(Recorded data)
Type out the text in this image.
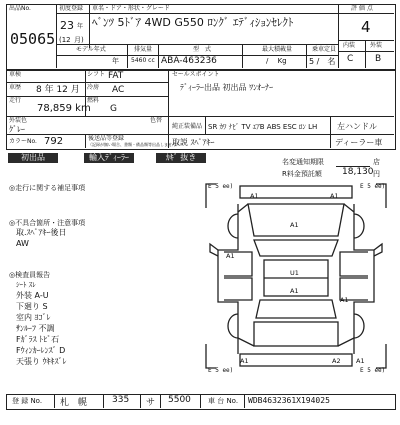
出品No.
05065
初度登録
23 年
(12 月)
車名・ドア・形状・グレード
ﾍﾞﾝﾂ 5ﾄﾞｱ 4WD G550 ﾛﾝｸﾞ ｴﾃﾞｨｼｮﾝｾﾚｸﾄ
モデル年式	排気量	型　式	最大積載量	乗車定員
年 5460 cc ABA-463236	/　 Kg	5 /　名
評 価 点
4
内装 外装
C B
車検	シフト FAT	セールスポイント
ﾃﾞｨｰﾗｰ出品 初出品 ﾜﾝｵｰﾅｰ
車歴 8 年 12 月 冷房 AC
走行
78,859 km
燃料
G
外装色
ｸﾞﾚｰ
色替
純正装備品 SR ｶﾜ ﾅﾋﾞ TV ｴｱB ABS ESC ﾛﾝ LH 左ハンドル
カラーNo. 792	後送品等登録
（記録が無い場合、書類・備品類等出品しません）
取説 ｽﾍﾟｱｷｰ	ディーラー車
初出品	輸入ﾃﾞｨｰﾗｰ	ｶｷﾞ 抜き	名変通知期限	店
R料金預託額 18,130 円
◎走行に関する補足事項
◎不具合箇所・注意事項
取.ｽﾍﾟｱｷｰ後日
AW
◎検査員報告
ｼｰﾄ ｽﾚ
外装 A-U
下廻り S
室内 ﾖｺﾞﾚ
ｻﾝﾙｰﾌ 不調
Fｶﾞﾗｽ ﾄﾋﾞ石
Fｳｨﾝｶｰﾚﾝｽﾞ D
天張り ｳｷｷｽﾞﾚ
E 5 ee)	E 5 ee)
E 5 ee)	E 5 ee)
A1	A1
A1
A1
U1
A1
A1
A1	A2 A1
登 録 No. 札　幌	335 サ 5500 車 台 No. WDB4632361X194025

- [WHAT THE TASK ASKS]: Write out the material above again, word for word, minus its pictures.

- [SOLUTION TO THE EXERCISE]:
Type out the text in this image.
出品No.
05065
初度登録
23 年
(12 月)
車名・ドア・形状・グレード
ﾍﾞﾝﾂ 5ﾄﾞｱ 4WD G550 ﾛﾝｸﾞ ｴﾃﾞｨｼｮﾝｾﾚｸﾄ
モデル年式	排気量	型　式	最大積載量	乗車定員
年 5460 cc ABA-463236	/　 Kg	5 /　名
評 価 点
4
内装 外装
C B
車検	シフト FAT	セールスポイント
ﾃﾞｨｰﾗｰ出品 初出品 ﾜﾝｵｰﾅｰ
車歴 8 年 12 月 冷房 AC
走行
78,859 km
燃料
G
外装色
ｸﾞﾚｰ
色替
純正装備品 SR ｶﾜ ﾅﾋﾞ TV ｴｱB ABS ESC ﾛﾝ LH 左ハンドル
カラーNo. 792	後送品等登録
（記録が無い場合、書類・備品類等出品しません）
取説 ｽﾍﾟｱｷｰ	ディーラー車
初出品	輸入ﾃﾞｨｰﾗｰ	ｶｷﾞ 抜き	名変通知期限	店
R料金預託額 18,130 円
◎走行に関する補足事項
◎不具合箇所・注意事項
取.ｽﾍﾟｱｷｰ後日
AW
◎検査員報告
ｼｰﾄ ｽﾚ
外装 A-U
下廻り S
室内 ﾖｺﾞﾚ
ｻﾝﾙｰﾌ 不調
Fｶﾞﾗｽ ﾄﾋﾞ石
Fｳｨﾝｶｰﾚﾝｽﾞ D
天張り ｳｷｷｽﾞﾚ
E 5 ee)	E 5 ee)
E 5 ee)	E 5 ee)
A1	A1
A1
A1
U1
A1
A1
A1	A2 A1
登 録 No. 札　幌	335 サ 5500 車 台 No. WDB4632361X194025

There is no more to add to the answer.